[Start of PROVIDED DATA]

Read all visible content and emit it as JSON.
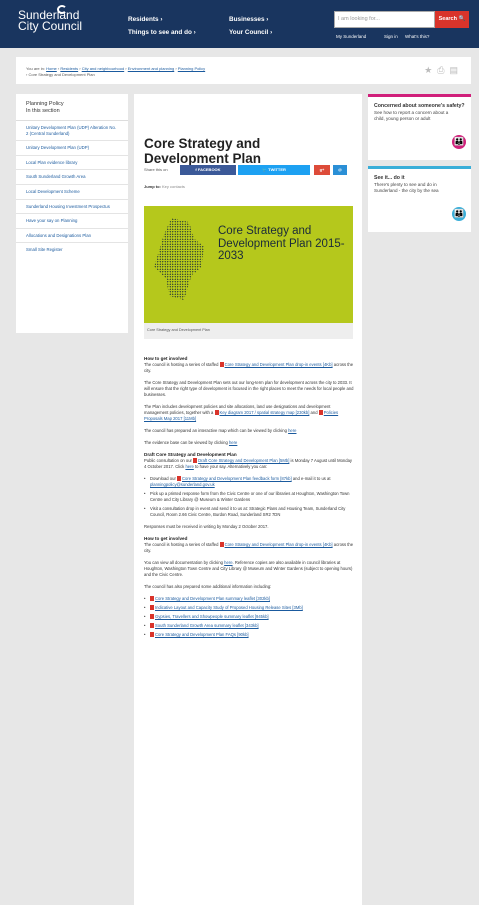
{
  "header": {
    "logo_line1": "Sunderland",
    "logo_line2": "City Council",
    "nav": [
      "Residents ›",
      "Businesses ›",
      "Things to see and do ›",
      "Your Council ›"
    ],
    "search_placeholder": "I am looking for...",
    "search_button": "Search",
    "links": [
      "My Sunderland",
      "Sign in",
      "What's this?"
    ]
  },
  "breadcrumb": {
    "prefix": "You are in:",
    "items": [
      "Home",
      "Residents",
      "City and neighbourhood",
      "Environment and planning",
      "Planning Policy"
    ],
    "current": "Core Strategy and Development Plan"
  },
  "sidebar": {
    "title_line1": "Planning Policy",
    "title_line2": "In this section",
    "items": [
      "Unitary Development Plan (UDP) Alteration No. 2 (Central Sunderland)",
      "Unitary Development Plan (UDP)",
      "Local Plan evidence library",
      "South Sunderland Growth Area",
      "Local Development Scheme",
      "Sunderland Housing Investment Prospectus",
      "Have your say on Planning",
      "Allocations and Designations Plan",
      "Small Site Register"
    ]
  },
  "main": {
    "title": "Core Strategy and Development Plan",
    "share_label": "Share this on",
    "share": {
      "facebook": "FACEBOOK",
      "twitter": "TWITTER",
      "gplus": "g+",
      "email": "@"
    },
    "jump_label": "Jump to:",
    "jump_link": "Key contacts",
    "hero_text": "Core Strategy and Development Plan 2015-2033",
    "hero_caption": "Core Strategy and Development Plan",
    "s1_heading": "How to get involved",
    "s1_p1a": "The council is hosting a series of staffed ",
    "s1_p1_link": "Core Strategy and Development Plan drop-in events [4Kb]",
    "s1_p1b": " across the city.",
    "p2": "The Core Strategy and Development Plan sets out our long-term plan for development across the city to 2033. It will ensure that the right type of development is focused in the right places to meet the needs for local people and businesses.",
    "p3a": "The Plan includes development policies and site allocations, land use designations and development management policies, together with a ",
    "p3_link1": "Key diagram 2017 / spatial strategy map [230kb]",
    "p3b": " and ",
    "p3_link2": "Policies Proposals Map 2017 [11Mb]",
    "p4a": "The council has prepared an interactive map which can be viewed by clicking ",
    "p4_link": "here",
    "p5a": "The evidence base can be viewed by clicking ",
    "p5_link": "here",
    "s2_heading": "Draft Core Strategy and Development Plan",
    "s2_p1a": "Public consultation on our ",
    "s2_p1_link": "Draft Core Strategy and Development Plan [5Mb]",
    "s2_p1b": " is Monday 7 August until Monday 4 October 2017. Click ",
    "s2_p1_link2": "here",
    "s2_p1c": " to have your say. Alternatively you can:",
    "bullet1a": "Download our ",
    "bullet1_link": "Core Strategy and Development Plan feedback form [87kb]",
    "bullet1b": " and e-mail it to us at ",
    "bullet1_link2": "planningpolicy@sunderland.gov.uk",
    "bullet2": "Pick up a printed response form from the Civic Centre or one of our libraries at Houghton, Washington Town Centre and City Library @ Museum & Winter Gardens",
    "bullet3": "Visit a consultation drop in event and send it to us at: Strategic Plans and Housing Team, Sunderland City Council, Room 2.66 Civic Centre, Burdon Road, Sunderland SR2 7DN",
    "responses": "Responses must be received in writing by Monday 2 October 2017.",
    "s3_heading": "How to get involved",
    "s3_p1a": "The council is hosting a series of staffed ",
    "s3_p1_link": "Core Strategy and Development Plan drop-in events [4Kb]",
    "s3_p1b": " across the city.",
    "p6a": "You can view all documentation by clicking ",
    "p6_link": "here",
    "p6b": ". Reference copies are also available in council libraries at Houghton, Washington Town Centre and City Library @ Museum and Winter Gardens (subject to opening hours) and the Civic Centre.",
    "p7": "The council has also prepared some additional information including:",
    "doc_links": [
      "Core Strategy and Development Plan summary leaflet [302kb]",
      "Indicative Layout and Capacity Study of Proposed Housing Release Sites [3Mb]",
      "Gypsies, Travellers and Showpeople summary leaflet [945kb]",
      "South Sunderland Growth Area summary leaflet [343kb]",
      "Core Strategy and Development Plan FAQs [90kb]"
    ]
  },
  "panels": [
    {
      "heading": "Concerned about someone's safety?",
      "text": "See how to report a concern about a child, young person or adult",
      "accent": "#d01f7a"
    },
    {
      "heading": "See it... do it",
      "text": "There's plenty to see and do in Sunderland - the city by the sea",
      "accent": "#3aaed8"
    }
  ],
  "colors": {
    "header": "#19355f",
    "search": "#d9342b",
    "hero": "#b5c81c",
    "link": "#1a5a9e"
  }
}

[End of PROVIDED DATA]

In your copy of the records, include no pictures; repeat everything else exactly.

**PROBLEM SOLUTION**
Read all visible content and emit it as JSON.
{
  "header": {
    "logo_line1": "Sunderland",
    "logo_line2": "City Council",
    "nav": [
      "Residents ›",
      "Businesses ›",
      "Things to see and do ›",
      "Your Council ›"
    ],
    "search_placeholder": "I am looking for...",
    "search_button": "Search",
    "links": [
      "My Sunderland",
      "Sign in",
      "What's this?"
    ]
  },
  "breadcrumb": {
    "prefix": "You are in:",
    "items": [
      "Home",
      "Residents",
      "City and neighbourhood",
      "Environment and planning",
      "Planning Policy"
    ],
    "current": "Core Strategy and Development Plan"
  },
  "sidebar": {
    "title_line1": "Planning Policy",
    "title_line2": "In this section",
    "items": [
      "Unitary Development Plan (UDP) Alteration No. 2 (Central Sunderland)",
      "Unitary Development Plan (UDP)",
      "Local Plan evidence library",
      "South Sunderland Growth Area",
      "Local Development Scheme",
      "Sunderland Housing Investment Prospectus",
      "Have your say on Planning",
      "Allocations and Designations Plan",
      "Small Site Register"
    ]
  },
  "main": {
    "title": "Core Strategy and Development Plan",
    "share_label": "Share this on",
    "share": {
      "facebook": "FACEBOOK",
      "twitter": "TWITTER",
      "gplus": "g+",
      "email": "@"
    },
    "jump_label": "Jump to:",
    "jump_link": "Key contacts",
    "hero_text": "Core Strategy and Development Plan 2015-2033",
    "hero_caption": "Core Strategy and Development Plan",
    "s1_heading": "How to get involved",
    "s1_p1a": "The council is hosting a series of staffed ",
    "s1_p1_link": "Core Strategy and Development Plan drop-in events [4Kb]",
    "s1_p1b": " across the city.",
    "p2": "The Core Strategy and Development Plan sets out our long-term plan for development across the city to 2033. It will ensure that the right type of development is focused in the right places to meet the needs for local people and businesses.",
    "p3a": "The Plan includes development policies and site allocations, land use designations and development management policies, together with a ",
    "p3_link1": "Key diagram 2017 / spatial strategy map [230kb]",
    "p3b": " and ",
    "p3_link2": "Policies Proposals Map 2017 [11Mb]",
    "p4a": "The council has prepared an interactive map which can be viewed by clicking ",
    "p4_link": "here",
    "p5a": "The evidence base can be viewed by clicking ",
    "p5_link": "here",
    "s2_heading": "Draft Core Strategy and Development Plan",
    "s2_p1a": "Public consultation on our ",
    "s2_p1_link": "Draft Core Strategy and Development Plan [5Mb]",
    "s2_p1b": " is Monday 7 August until Monday 4 October 2017. Click ",
    "s2_p1_link2": "here",
    "s2_p1c": " to have your say. Alternatively you can:",
    "bullet1a": "Download our ",
    "bullet1_link": "Core Strategy and Development Plan feedback form [87kb]",
    "bullet1b": " and e-mail it to us at ",
    "bullet1_link2": "planningpolicy@sunderland.gov.uk",
    "bullet2": "Pick up a printed response form from the Civic Centre or one of our libraries at Houghton, Washington Town Centre and City Library @ Museum & Winter Gardens",
    "bullet3": "Visit a consultation drop in event and send it to us at: Strategic Plans and Housing Team, Sunderland City Council, Room 2.66 Civic Centre, Burdon Road, Sunderland SR2 7DN",
    "responses": "Responses must be received in writing by Monday 2 October 2017.",
    "s3_heading": "How to get involved",
    "s3_p1a": "The council is hosting a series of staffed ",
    "s3_p1_link": "Core Strategy and Development Plan drop-in events [4Kb]",
    "s3_p1b": " across the city.",
    "p6a": "You can view all documentation by clicking ",
    "p6_link": "here",
    "p6b": ". Reference copies are also available in council libraries at Houghton, Washington Town Centre and City Library @ Museum and Winter Gardens (subject to opening hours) and the Civic Centre.",
    "p7": "The council has also prepared some additional information including:",
    "doc_links": [
      "Core Strategy and Development Plan summary leaflet [302kb]",
      "Indicative Layout and Capacity Study of Proposed Housing Release Sites [3Mb]",
      "Gypsies, Travellers and Showpeople summary leaflet [945kb]",
      "South Sunderland Growth Area summary leaflet [343kb]",
      "Core Strategy and Development Plan FAQs [90kb]"
    ]
  },
  "panels": [
    {
      "heading": "Concerned about someone's safety?",
      "text": "See how to report a concern about a child, young person or adult",
      "accent": "#d01f7a"
    },
    {
      "heading": "See it... do it",
      "text": "There's plenty to see and do in Sunderland - the city by the sea",
      "accent": "#3aaed8"
    }
  ],
  "colors": {
    "header": "#19355f",
    "search": "#d9342b",
    "hero": "#b5c81c",
    "link": "#1a5a9e"
  }
}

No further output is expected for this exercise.